### Dados armazenados
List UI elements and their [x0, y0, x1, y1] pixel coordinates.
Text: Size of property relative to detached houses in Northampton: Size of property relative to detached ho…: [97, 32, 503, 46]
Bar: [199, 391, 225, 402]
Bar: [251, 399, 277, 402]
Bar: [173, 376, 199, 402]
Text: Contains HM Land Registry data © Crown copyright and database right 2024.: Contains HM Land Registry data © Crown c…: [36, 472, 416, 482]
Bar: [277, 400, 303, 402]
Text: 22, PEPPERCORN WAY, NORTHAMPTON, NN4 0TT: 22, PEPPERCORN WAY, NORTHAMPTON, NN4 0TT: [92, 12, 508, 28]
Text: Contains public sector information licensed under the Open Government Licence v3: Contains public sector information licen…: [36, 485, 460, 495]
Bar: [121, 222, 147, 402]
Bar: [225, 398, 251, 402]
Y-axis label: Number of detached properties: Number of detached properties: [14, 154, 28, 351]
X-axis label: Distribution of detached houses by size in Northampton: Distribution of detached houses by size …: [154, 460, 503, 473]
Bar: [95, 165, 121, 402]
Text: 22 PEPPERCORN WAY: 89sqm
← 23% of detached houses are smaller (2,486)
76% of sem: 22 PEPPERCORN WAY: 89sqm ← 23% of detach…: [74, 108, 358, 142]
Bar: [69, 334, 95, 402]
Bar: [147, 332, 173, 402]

### Tarefa proposta
Repita sem alterações as linhas dos itens, do início até a linha que contém "are smaller (2,486)", incluindo essa linha.

### Resultado
List UI elements and their [x0, y0, x1, y1] pixel coordinates.
Text: Size of property relative to detached houses in Northampton: Size of property relative to detached ho…: [97, 32, 503, 46]
Bar: [199, 391, 225, 402]
Bar: [251, 399, 277, 402]
Bar: [173, 376, 199, 402]
Text: Contains HM Land Registry data © Crown copyright and database right 2024.: Contains HM Land Registry data © Crown c…: [36, 472, 416, 482]
Bar: [277, 400, 303, 402]
Text: 22, PEPPERCORN WAY, NORTHAMPTON, NN4 0TT: 22, PEPPERCORN WAY, NORTHAMPTON, NN4 0TT: [92, 12, 508, 28]
Text: Contains public sector information licensed under the Open Government Licence v3: Contains public sector information licen…: [36, 485, 460, 495]
Bar: [121, 222, 147, 402]
Bar: [225, 398, 251, 402]
Y-axis label: Number of detached properties: Number of detached properties: [14, 154, 28, 351]
X-axis label: Distribution of detached houses by size in Northampton: Distribution of detached houses by size …: [154, 460, 503, 473]
Bar: [95, 165, 121, 402]
Text: 22 PEPPERCORN WAY: 89sqm
← 23% of detached houses are smaller (2,486)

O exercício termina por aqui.